OBJECTIVE: Gather all lines in the records below that include the word "interviews".

--------------------------------

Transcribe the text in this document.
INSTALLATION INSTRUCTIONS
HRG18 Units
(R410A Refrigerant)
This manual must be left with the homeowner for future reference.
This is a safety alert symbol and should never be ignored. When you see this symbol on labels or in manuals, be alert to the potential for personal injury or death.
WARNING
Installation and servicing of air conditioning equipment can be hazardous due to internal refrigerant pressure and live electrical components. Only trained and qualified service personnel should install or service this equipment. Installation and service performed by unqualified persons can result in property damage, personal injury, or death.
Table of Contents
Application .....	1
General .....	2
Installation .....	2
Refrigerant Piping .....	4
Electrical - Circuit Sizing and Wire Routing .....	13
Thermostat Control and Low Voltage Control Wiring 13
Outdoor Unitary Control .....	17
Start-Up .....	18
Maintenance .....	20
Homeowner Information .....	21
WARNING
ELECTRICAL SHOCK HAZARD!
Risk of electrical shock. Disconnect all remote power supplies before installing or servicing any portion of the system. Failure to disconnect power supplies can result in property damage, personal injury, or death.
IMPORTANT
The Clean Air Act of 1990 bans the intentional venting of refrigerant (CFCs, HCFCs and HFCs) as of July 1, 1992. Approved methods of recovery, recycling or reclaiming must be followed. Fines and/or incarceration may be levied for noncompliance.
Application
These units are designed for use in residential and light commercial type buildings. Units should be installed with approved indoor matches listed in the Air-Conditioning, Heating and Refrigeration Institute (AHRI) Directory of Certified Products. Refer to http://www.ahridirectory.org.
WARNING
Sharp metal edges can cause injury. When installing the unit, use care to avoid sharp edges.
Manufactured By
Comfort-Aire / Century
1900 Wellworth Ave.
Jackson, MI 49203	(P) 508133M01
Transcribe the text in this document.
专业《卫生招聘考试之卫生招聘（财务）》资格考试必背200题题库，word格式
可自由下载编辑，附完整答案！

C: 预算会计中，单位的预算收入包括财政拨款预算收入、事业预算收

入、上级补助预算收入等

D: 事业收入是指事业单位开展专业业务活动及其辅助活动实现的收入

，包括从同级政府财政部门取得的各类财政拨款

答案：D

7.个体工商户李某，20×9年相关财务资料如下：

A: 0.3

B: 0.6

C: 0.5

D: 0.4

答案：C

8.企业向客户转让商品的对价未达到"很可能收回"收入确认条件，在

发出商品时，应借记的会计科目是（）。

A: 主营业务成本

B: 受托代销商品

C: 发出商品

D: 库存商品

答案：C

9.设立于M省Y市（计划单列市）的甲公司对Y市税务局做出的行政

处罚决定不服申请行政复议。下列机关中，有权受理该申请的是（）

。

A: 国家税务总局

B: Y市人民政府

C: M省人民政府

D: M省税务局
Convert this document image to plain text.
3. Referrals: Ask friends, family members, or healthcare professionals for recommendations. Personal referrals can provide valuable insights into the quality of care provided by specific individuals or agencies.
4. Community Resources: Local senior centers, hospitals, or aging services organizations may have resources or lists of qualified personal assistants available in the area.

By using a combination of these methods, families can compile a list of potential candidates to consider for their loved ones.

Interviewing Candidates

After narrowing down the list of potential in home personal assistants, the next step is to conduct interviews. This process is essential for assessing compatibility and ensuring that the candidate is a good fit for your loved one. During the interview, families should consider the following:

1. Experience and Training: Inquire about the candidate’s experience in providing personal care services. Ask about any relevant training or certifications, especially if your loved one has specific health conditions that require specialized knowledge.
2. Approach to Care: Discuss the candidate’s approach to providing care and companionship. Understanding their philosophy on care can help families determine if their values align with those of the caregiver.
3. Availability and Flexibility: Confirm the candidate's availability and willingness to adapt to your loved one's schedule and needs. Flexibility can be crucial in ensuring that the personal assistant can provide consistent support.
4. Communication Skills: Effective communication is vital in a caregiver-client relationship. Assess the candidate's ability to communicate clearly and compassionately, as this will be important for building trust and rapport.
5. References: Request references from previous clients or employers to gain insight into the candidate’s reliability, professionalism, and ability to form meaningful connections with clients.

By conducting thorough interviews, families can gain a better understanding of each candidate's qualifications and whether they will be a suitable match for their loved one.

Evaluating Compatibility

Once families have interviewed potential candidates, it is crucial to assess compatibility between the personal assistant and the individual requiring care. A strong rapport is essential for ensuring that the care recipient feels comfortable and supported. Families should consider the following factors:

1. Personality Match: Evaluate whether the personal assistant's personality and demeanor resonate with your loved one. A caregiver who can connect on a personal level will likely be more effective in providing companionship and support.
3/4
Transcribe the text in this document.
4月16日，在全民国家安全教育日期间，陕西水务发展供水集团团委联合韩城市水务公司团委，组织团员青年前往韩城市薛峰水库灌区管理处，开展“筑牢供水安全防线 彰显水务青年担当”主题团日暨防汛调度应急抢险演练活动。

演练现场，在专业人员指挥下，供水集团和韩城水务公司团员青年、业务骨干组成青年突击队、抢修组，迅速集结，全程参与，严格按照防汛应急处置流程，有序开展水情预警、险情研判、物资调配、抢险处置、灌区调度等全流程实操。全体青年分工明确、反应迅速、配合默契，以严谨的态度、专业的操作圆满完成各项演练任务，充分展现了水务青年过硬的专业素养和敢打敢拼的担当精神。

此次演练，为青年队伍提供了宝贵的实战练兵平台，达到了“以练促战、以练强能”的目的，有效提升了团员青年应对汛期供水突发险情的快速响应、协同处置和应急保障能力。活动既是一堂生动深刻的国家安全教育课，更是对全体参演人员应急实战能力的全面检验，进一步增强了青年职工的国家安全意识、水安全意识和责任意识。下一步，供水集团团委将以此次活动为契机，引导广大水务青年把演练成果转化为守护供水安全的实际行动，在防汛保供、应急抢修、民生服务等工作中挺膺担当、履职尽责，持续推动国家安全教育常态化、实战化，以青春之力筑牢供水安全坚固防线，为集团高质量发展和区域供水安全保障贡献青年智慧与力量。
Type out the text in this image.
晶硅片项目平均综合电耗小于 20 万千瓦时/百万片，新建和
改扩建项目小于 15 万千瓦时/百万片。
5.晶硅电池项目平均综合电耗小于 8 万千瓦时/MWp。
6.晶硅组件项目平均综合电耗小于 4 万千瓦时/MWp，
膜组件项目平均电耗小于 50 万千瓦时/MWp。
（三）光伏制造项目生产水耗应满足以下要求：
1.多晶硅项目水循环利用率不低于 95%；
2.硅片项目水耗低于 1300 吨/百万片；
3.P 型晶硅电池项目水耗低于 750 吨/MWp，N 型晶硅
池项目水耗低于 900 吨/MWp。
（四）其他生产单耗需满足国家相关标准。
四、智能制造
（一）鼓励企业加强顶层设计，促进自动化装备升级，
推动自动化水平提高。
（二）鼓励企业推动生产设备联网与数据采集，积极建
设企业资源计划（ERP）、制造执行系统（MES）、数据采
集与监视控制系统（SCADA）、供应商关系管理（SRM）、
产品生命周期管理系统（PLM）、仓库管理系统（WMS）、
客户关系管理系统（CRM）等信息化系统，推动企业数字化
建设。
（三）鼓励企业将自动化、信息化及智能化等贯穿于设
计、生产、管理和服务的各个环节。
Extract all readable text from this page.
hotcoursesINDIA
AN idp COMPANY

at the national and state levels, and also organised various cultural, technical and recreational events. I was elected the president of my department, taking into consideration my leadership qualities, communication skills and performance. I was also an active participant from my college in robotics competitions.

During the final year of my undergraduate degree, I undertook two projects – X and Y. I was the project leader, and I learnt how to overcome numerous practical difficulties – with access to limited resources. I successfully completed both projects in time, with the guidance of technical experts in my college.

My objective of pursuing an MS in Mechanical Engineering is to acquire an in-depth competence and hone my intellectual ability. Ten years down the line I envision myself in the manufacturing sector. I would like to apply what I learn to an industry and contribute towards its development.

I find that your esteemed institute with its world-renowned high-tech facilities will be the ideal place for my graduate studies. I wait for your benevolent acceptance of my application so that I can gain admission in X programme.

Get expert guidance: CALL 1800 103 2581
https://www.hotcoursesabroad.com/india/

--------------------------------

EXERCISE RESPONSE:
After narrowing down the list of potential in home personal assistants, the next step is to conduct interviews. This process is essential for assessing compatibility and ensuring that the candidate is a good fit for your loved one. During the interview, families should consider the following:
By conducting thorough interviews, families can gain a better understanding of each candidate's qualifications and whether they will be a suitable match for their loved one.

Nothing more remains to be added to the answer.